━━━━━ Excerpted records

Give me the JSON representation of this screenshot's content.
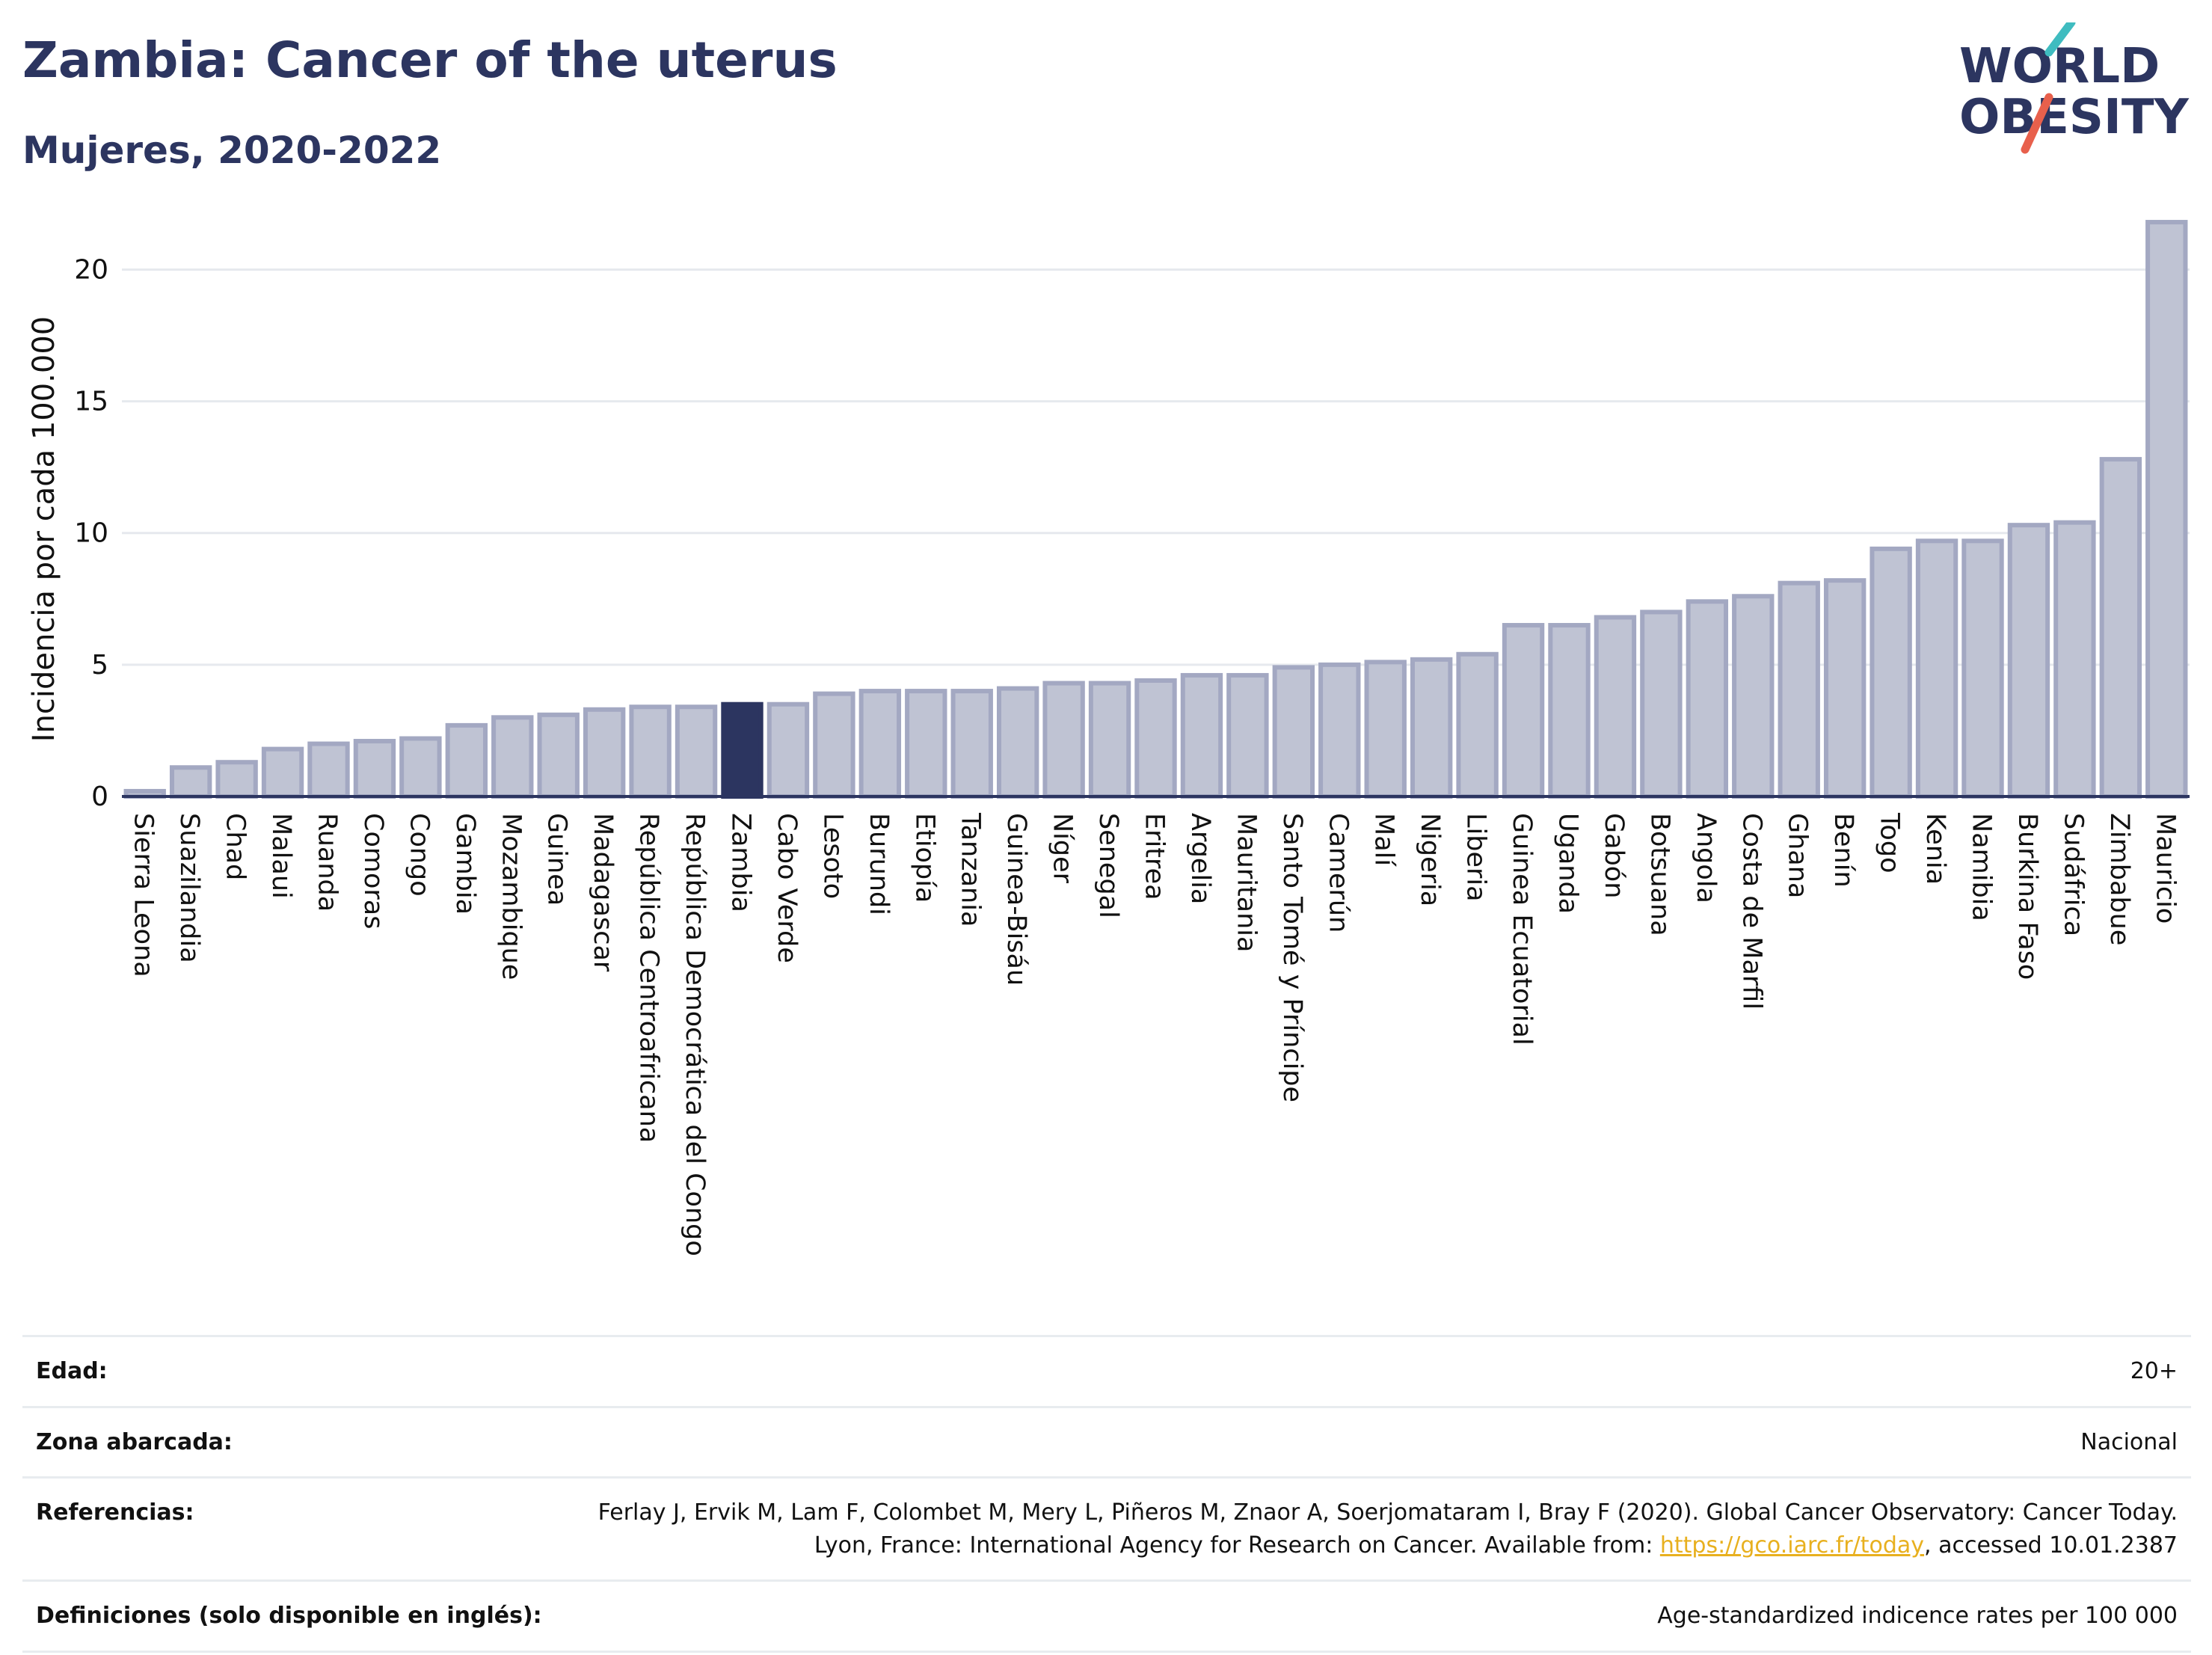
{
  "header": {
    "title": "Zambia: Cancer of the uterus",
    "subtitle": "Mujeres, 2020-2022"
  },
  "logo": {
    "line1": "WORLD",
    "line2": "OBESITY",
    "colors": {
      "text": "#2c3560",
      "slash_teal": "#3fbcc0",
      "slash_red": "#e8604c"
    }
  },
  "chart_data": {
    "type": "bar",
    "ylabel": "Incidencia por cada 100.000",
    "ylim": [
      0,
      22
    ],
    "yticks": [
      0,
      5,
      10,
      15,
      20
    ],
    "grid": true,
    "highlight": "Zambia",
    "colors": {
      "bar": "#bfc3d3",
      "bar_stroke": "#a3a8c2",
      "highlight": "#2c3560"
    },
    "categories": [
      "Sierra Leona",
      "Suazilandia",
      "Chad",
      "Malaui",
      "Ruanda",
      "Comoras",
      "Congo",
      "Gambia",
      "Mozambique",
      "Guinea",
      "Madagascar",
      "República Centroafricana",
      "República Democrática del Congo",
      "Zambia",
      "Cabo Verde",
      "Lesoto",
      "Burundi",
      "Etiopía",
      "Tanzania",
      "Guinea-Bisáu",
      "Níger",
      "Senegal",
      "Eritrea",
      "Argelia",
      "Mauritania",
      "Santo Tomé y Príncipe",
      "Camerún",
      "Malí",
      "Nigeria",
      "Liberia",
      "Guinea Ecuatorial",
      "Uganda",
      "Gabón",
      "Botsuana",
      "Angola",
      "Costa de Marfil",
      "Ghana",
      "Benín",
      "Togo",
      "Kenia",
      "Namibia",
      "Burkina Faso",
      "Sudáfrica",
      "Zimbabue",
      "Mauricio"
    ],
    "values": [
      0.2,
      1.1,
      1.3,
      1.8,
      2.0,
      2.1,
      2.2,
      2.7,
      3.0,
      3.1,
      3.3,
      3.4,
      3.4,
      3.5,
      3.5,
      3.9,
      4.0,
      4.0,
      4.0,
      4.1,
      4.3,
      4.3,
      4.4,
      4.6,
      4.6,
      4.9,
      5.0,
      5.1,
      5.2,
      5.4,
      6.5,
      6.5,
      6.8,
      7.0,
      7.4,
      7.6,
      8.1,
      8.2,
      9.4,
      9.7,
      9.7,
      10.3,
      10.4,
      12.8,
      21.8
    ]
  },
  "info": {
    "rows": [
      {
        "label": "Edad:",
        "value": "20+"
      },
      {
        "label": "Zona abarcada:",
        "value": "Nacional"
      },
      {
        "label": "Referencias:",
        "value": "Ferlay J, Ervik M, Lam F, Colombet M, Mery L, Piñeros M, Znaor A, Soerjomataram I, Bray F (2020). Global Cancer Observatory: Cancer Today. Lyon, France: International Agency for Research on Cancer. Available from:",
        "link": "https://gco.iarc.fr/today",
        "suffix": ", accessed 10.01.2387"
      },
      {
        "label": "Definiciones (solo disponible en inglés):",
        "value": "Age-standardized indicence rates per 100 000"
      }
    ]
  }
}
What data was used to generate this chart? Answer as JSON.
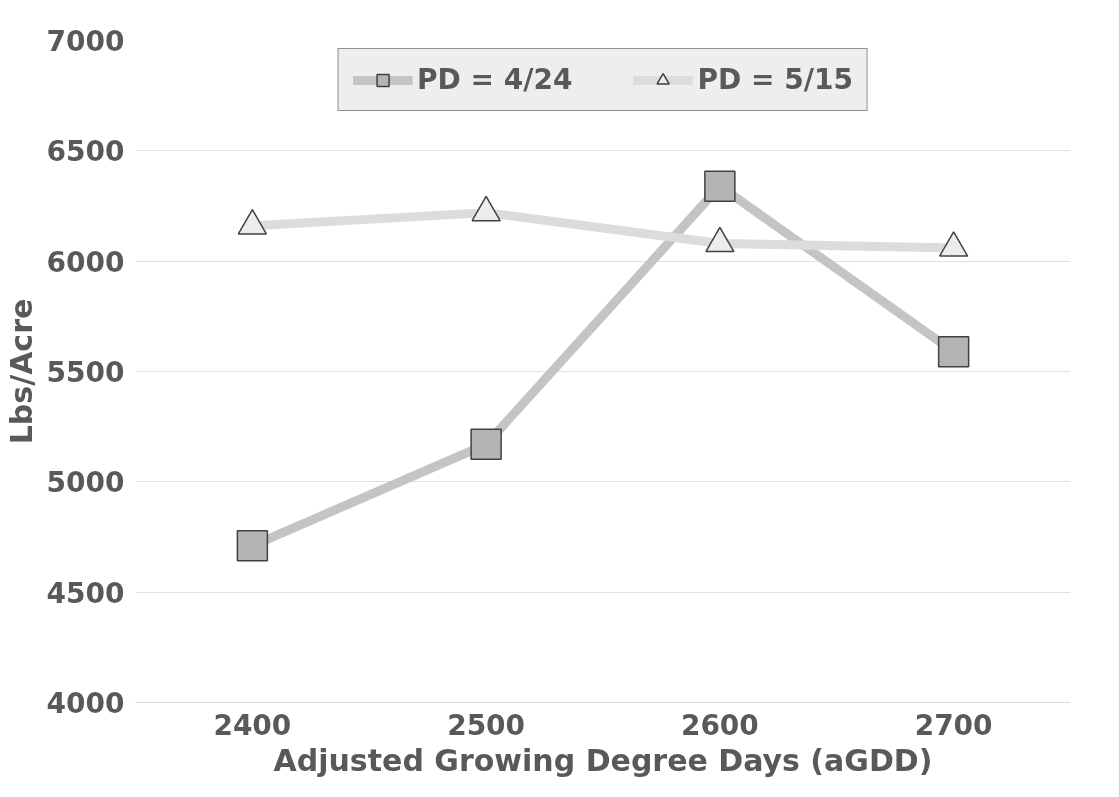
{
  "chart_data": {
    "type": "line",
    "xlabel": "Adjusted Growing Degree Days (aGDD)",
    "ylabel": "Lbs/Acre",
    "categories": [
      "2400",
      "2500",
      "2600",
      "2700"
    ],
    "series": [
      {
        "name": "PD = 4/24",
        "color": "#c4c4c4",
        "marker": "square",
        "values": [
          4710,
          5170,
          6340,
          5590
        ]
      },
      {
        "name": "PD = 5/15",
        "color": "#dcdcdc",
        "marker": "triangle",
        "values": [
          6160,
          6220,
          6080,
          6060
        ]
      }
    ],
    "ylim": [
      4000,
      7000
    ],
    "yticks": [
      4000,
      4500,
      5000,
      5500,
      6000,
      6500,
      7000
    ],
    "grid": "y",
    "legend": "top",
    "line_style": "solid"
  }
}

━━━━━━━━━━

## Task requirements
Quote all the records verbatim, dropping any pictures from your copy.

## Output for this task
Give me the JSON representation of this screenshot's content.
{
  "header": {
    "title": "Zambia: Cancer of the uterus",
    "subtitle": "Mujeres, 2020-2022"
  },
  "logo": {
    "line1": "WORLD",
    "line2": "OBESITY",
    "colors": {
      "text": "#2c3560",
      "slash_teal": "#3fbcc0",
      "slash_red": "#e8604c"
    }
  },
  "chart_data": {
    "type": "bar",
    "ylabel": "Incidencia por cada 100.000",
    "ylim": [
      0,
      22
    ],
    "yticks": [
      0,
      5,
      10,
      15,
      20
    ],
    "grid": true,
    "highlight": "Zambia",
    "colors": {
      "bar": "#bfc3d3",
      "bar_stroke": "#a3a8c2",
      "highlight": "#2c3560"
    },
    "categories": [
      "Sierra Leona",
      "Suazilandia",
      "Chad",
      "Malaui",
      "Ruanda",
      "Comoras",
      "Congo",
      "Gambia",
      "Mozambique",
      "Guinea",
      "Madagascar",
      "República Centroafricana",
      "República Democrática del Congo",
      "Zambia",
      "Cabo Verde",
      "Lesoto",
      "Burundi",
      "Etiopía",
      "Tanzania",
      "Guinea-Bisáu",
      "Níger",
      "Senegal",
      "Eritrea",
      "Argelia",
      "Mauritania",
      "Santo Tomé y Príncipe",
      "Camerún",
      "Malí",
      "Nigeria",
      "Liberia",
      "Guinea Ecuatorial",
      "Uganda",
      "Gabón",
      "Botsuana",
      "Angola",
      "Costa de Marfil",
      "Ghana",
      "Benín",
      "Togo",
      "Kenia",
      "Namibia",
      "Burkina Faso",
      "Sudáfrica",
      "Zimbabue",
      "Mauricio"
    ],
    "values": [
      0.2,
      1.1,
      1.3,
      1.8,
      2.0,
      2.1,
      2.2,
      2.7,
      3.0,
      3.1,
      3.3,
      3.4,
      3.4,
      3.5,
      3.5,
      3.9,
      4.0,
      4.0,
      4.0,
      4.1,
      4.3,
      4.3,
      4.4,
      4.6,
      4.6,
      4.9,
      5.0,
      5.1,
      5.2,
      5.4,
      6.5,
      6.5,
      6.8,
      7.0,
      7.4,
      7.6,
      8.1,
      8.2,
      9.4,
      9.7,
      9.7,
      10.3,
      10.4,
      12.8,
      21.8
    ]
  },
  "info": {
    "rows": [
      {
        "label": "Edad:",
        "value": "20+"
      },
      {
        "label": "Zona abarcada:",
        "value": "Nacional"
      },
      {
        "label": "Referencias:",
        "value": "Ferlay J, Ervik M, Lam F, Colombet M, Mery L, Piñeros M, Znaor A, Soerjomataram I, Bray F (2020). Global Cancer Observatory: Cancer Today. Lyon, France: International Agency for Research on Cancer. Available from:",
        "link": "https://gco.iarc.fr/today",
        "suffix": ", accessed 10.01.2387"
      },
      {
        "label": "Definiciones (solo disponible en inglés):",
        "value": "Age-standardized indicence rates per 100 000"
      }
    ]
  }
}
What data was used to generate this chart? Answer as JSON.
{
  "chart_data": {
    "type": "line",
    "xlabel": "Adjusted Growing Degree Days (aGDD)",
    "ylabel": "Lbs/Acre",
    "categories": [
      "2400",
      "2500",
      "2600",
      "2700"
    ],
    "series": [
      {
        "name": "PD = 4/24",
        "color": "#c4c4c4",
        "marker": "square",
        "values": [
          4710,
          5170,
          6340,
          5590
        ]
      },
      {
        "name": "PD = 5/15",
        "color": "#dcdcdc",
        "marker": "triangle",
        "values": [
          6160,
          6220,
          6080,
          6060
        ]
      }
    ],
    "ylim": [
      4000,
      7000
    ],
    "yticks": [
      4000,
      4500,
      5000,
      5500,
      6000,
      6500,
      7000
    ],
    "grid": "y",
    "legend": "top",
    "line_style": "solid"
  }
}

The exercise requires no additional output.